* Short task
Transcribe each entry below exactly. Pictures do not go in the copy.

* Material provided
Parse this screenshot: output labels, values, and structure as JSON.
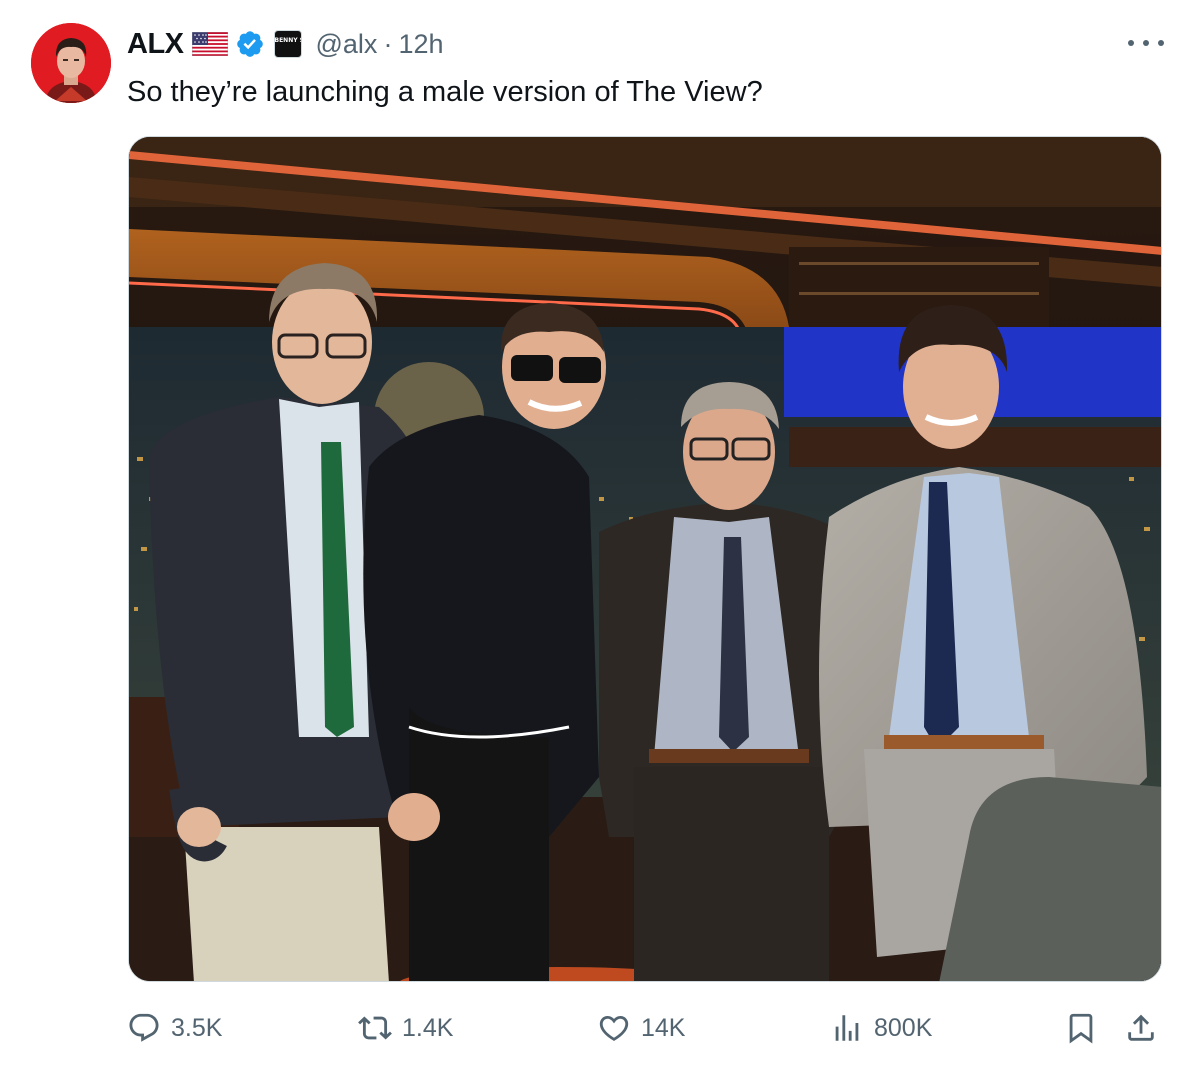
{
  "tweet": {
    "display_name": "ALX",
    "handle": "@alx",
    "separator": "·",
    "time": "12h",
    "affiliate_badge_text": "BENNY SHOW",
    "text": "So they’re launching a male version of The View?"
  },
  "icons": {
    "more": "more-horizontal-icon",
    "flag": "us-flag-icon",
    "verified": "verified-badge-icon",
    "reply": "reply-icon",
    "retweet": "retweet-icon",
    "like": "heart-icon",
    "views": "views-icon",
    "bookmark": "bookmark-icon",
    "share": "share-icon"
  },
  "metrics": {
    "replies": "3.5K",
    "reposts": "1.4K",
    "likes": "14K",
    "views": "800K"
  },
  "colors": {
    "verified": "#1d9bf0",
    "secondary_text": "#536471",
    "primary_text": "#0f1419",
    "avatar_bg": "#e01b22"
  }
}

* Response to the exercise
Parse this screenshot: output labels, values, and structure as JSON.
{
  "tweet": {
    "display_name": "ALX",
    "handle": "@alx",
    "separator": "·",
    "time": "12h",
    "affiliate_badge_text": "BENNY SHOW",
    "text": "So they’re launching a male version of The View?"
  },
  "icons": {
    "more": "more-horizontal-icon",
    "flag": "us-flag-icon",
    "verified": "verified-badge-icon",
    "reply": "reply-icon",
    "retweet": "retweet-icon",
    "like": "heart-icon",
    "views": "views-icon",
    "bookmark": "bookmark-icon",
    "share": "share-icon"
  },
  "metrics": {
    "replies": "3.5K",
    "reposts": "1.4K",
    "likes": "14K",
    "views": "800K"
  },
  "colors": {
    "verified": "#1d9bf0",
    "secondary_text": "#536471",
    "primary_text": "#0f1419",
    "avatar_bg": "#e01b22"
  }
}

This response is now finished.